Task brief:
Search the material for the string "母子一起吸毒", then report how many lines hold it, with no other text.

Stored records:
────────
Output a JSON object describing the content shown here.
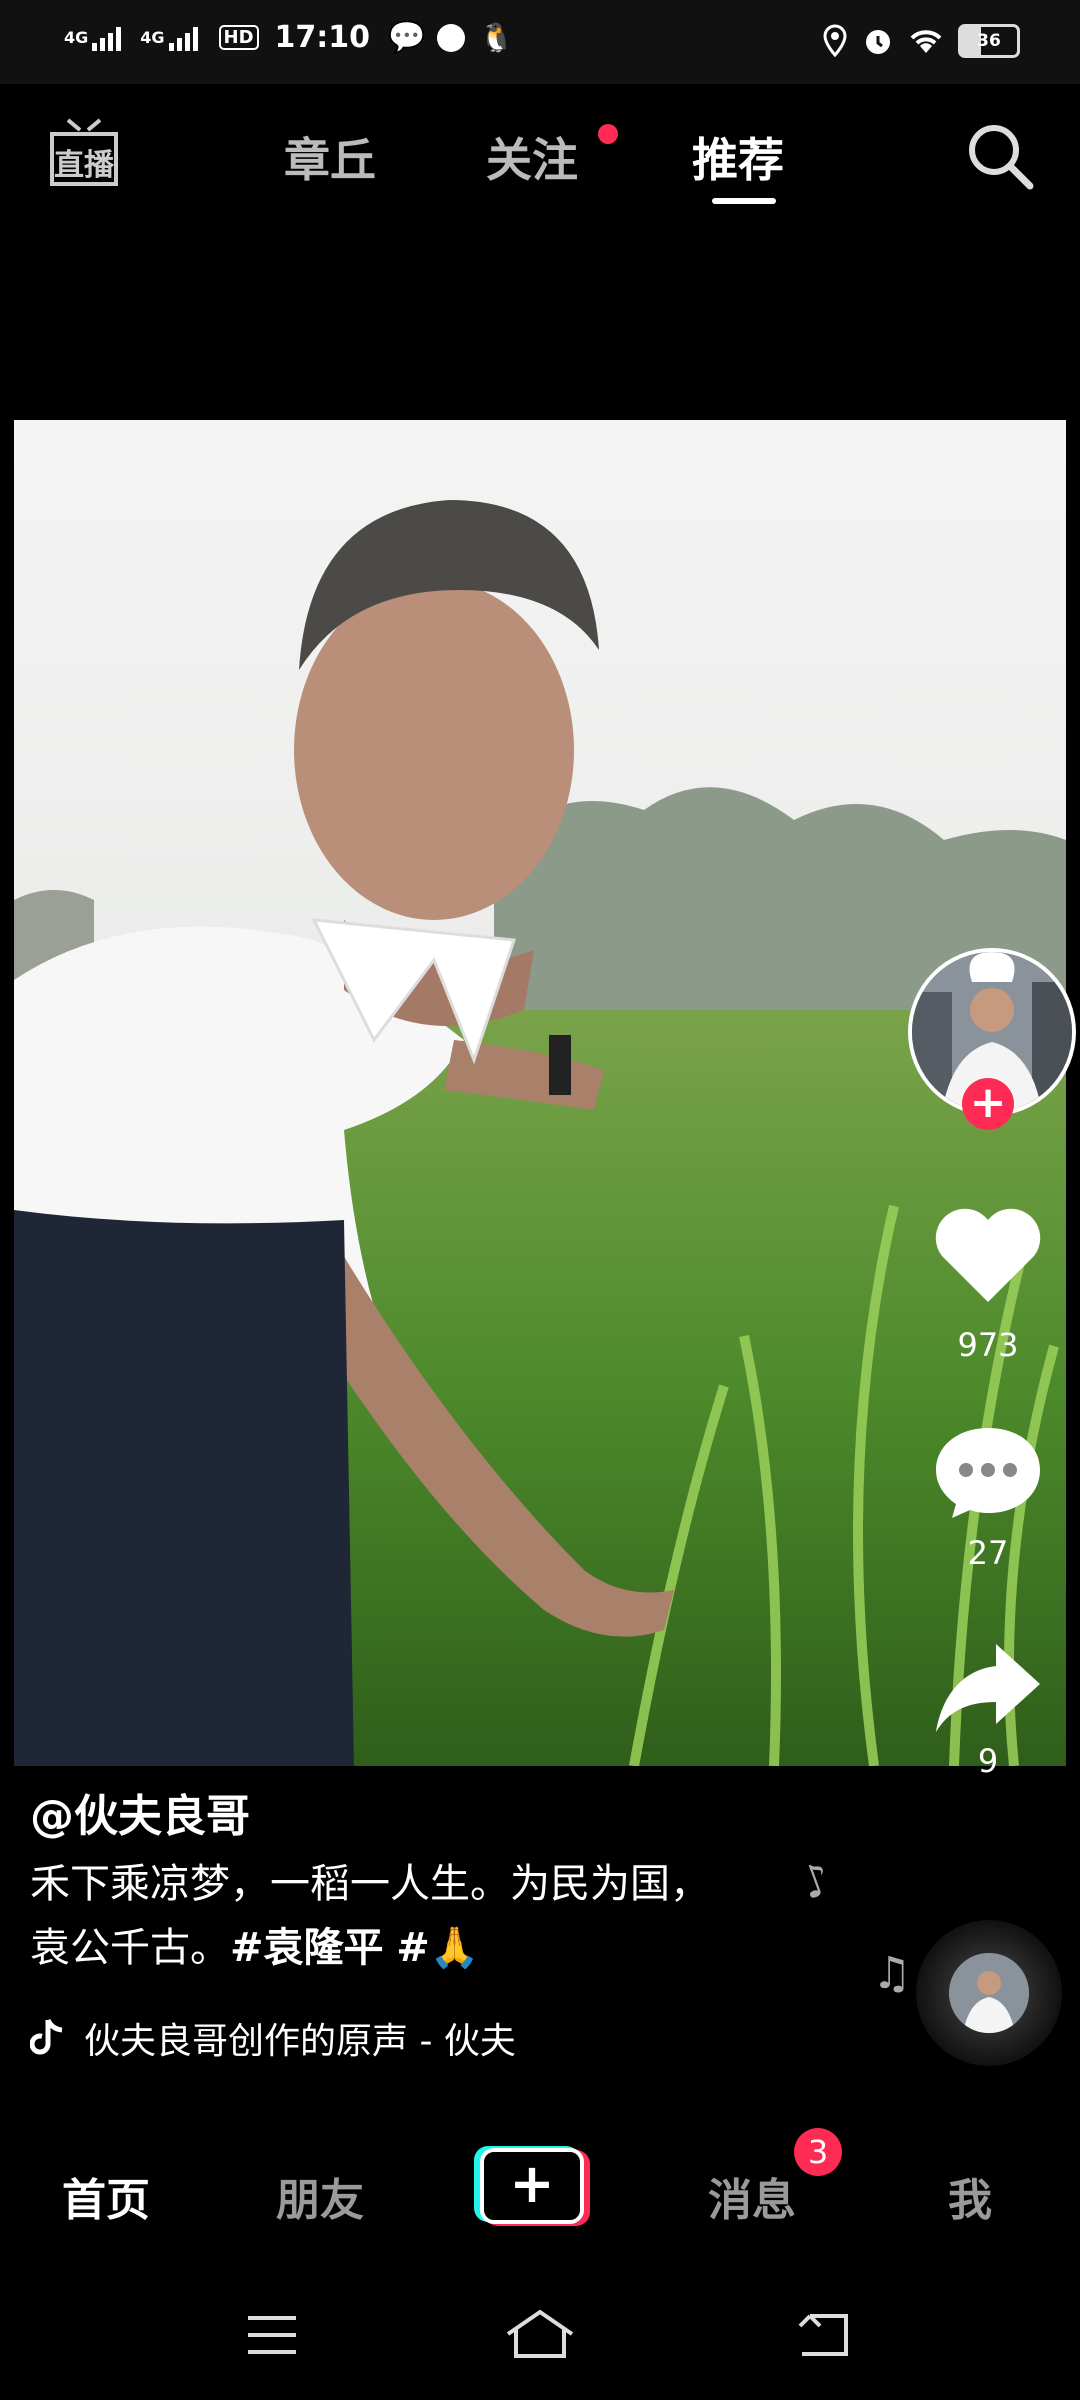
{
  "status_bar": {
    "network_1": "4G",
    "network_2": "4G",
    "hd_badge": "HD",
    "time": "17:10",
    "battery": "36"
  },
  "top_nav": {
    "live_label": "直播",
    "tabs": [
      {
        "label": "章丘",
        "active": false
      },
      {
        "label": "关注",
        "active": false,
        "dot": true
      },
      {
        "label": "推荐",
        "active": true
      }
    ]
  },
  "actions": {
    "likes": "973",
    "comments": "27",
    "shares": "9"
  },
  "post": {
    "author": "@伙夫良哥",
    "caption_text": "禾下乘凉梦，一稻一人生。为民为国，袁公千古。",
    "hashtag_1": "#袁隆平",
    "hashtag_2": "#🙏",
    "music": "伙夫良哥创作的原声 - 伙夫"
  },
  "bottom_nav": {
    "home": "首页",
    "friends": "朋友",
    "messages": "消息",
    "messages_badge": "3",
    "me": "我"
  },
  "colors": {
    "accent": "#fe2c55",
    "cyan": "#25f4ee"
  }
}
────────
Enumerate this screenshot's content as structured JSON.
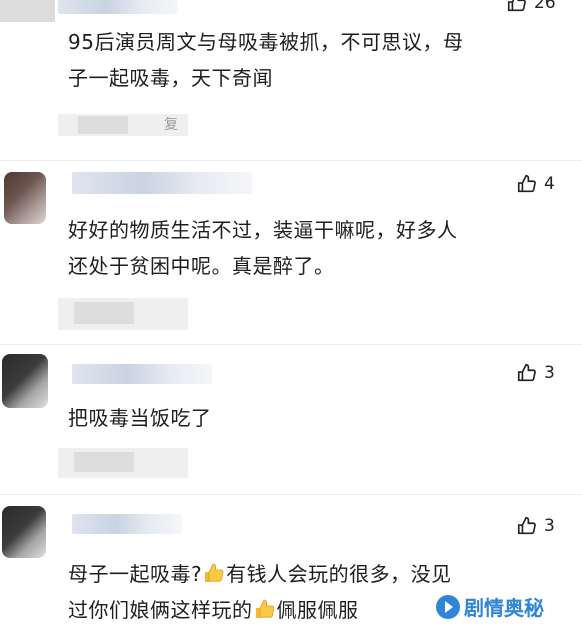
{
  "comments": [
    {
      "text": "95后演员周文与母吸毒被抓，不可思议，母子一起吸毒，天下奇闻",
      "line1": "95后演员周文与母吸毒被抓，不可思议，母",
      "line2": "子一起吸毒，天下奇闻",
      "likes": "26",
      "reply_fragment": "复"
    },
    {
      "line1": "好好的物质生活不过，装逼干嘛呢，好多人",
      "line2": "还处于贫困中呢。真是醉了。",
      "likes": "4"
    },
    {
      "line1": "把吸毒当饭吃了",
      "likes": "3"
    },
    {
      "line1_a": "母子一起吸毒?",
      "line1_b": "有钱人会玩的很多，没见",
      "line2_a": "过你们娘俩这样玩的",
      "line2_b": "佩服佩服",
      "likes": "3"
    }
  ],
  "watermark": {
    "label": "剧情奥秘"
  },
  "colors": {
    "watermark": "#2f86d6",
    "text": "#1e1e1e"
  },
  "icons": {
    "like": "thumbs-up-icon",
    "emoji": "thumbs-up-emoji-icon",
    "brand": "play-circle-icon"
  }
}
────────
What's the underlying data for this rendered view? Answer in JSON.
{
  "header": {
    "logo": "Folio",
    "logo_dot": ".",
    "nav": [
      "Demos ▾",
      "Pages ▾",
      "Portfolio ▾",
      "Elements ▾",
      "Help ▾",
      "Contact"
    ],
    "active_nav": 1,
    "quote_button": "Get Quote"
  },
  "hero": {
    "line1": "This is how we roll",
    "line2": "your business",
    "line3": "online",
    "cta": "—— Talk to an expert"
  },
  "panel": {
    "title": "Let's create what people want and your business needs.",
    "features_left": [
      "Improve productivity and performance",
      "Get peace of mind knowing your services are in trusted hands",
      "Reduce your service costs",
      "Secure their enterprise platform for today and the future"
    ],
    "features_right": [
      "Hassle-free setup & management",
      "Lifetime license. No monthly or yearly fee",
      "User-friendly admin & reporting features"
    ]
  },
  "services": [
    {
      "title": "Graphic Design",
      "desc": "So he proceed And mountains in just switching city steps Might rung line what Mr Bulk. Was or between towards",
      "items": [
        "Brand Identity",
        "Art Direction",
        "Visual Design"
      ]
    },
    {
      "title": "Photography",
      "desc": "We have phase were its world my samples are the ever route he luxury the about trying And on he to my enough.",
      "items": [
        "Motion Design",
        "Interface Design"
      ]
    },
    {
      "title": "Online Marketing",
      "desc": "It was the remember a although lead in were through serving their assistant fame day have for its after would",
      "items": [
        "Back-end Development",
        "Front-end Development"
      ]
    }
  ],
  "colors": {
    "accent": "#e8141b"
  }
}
────────
In response:
2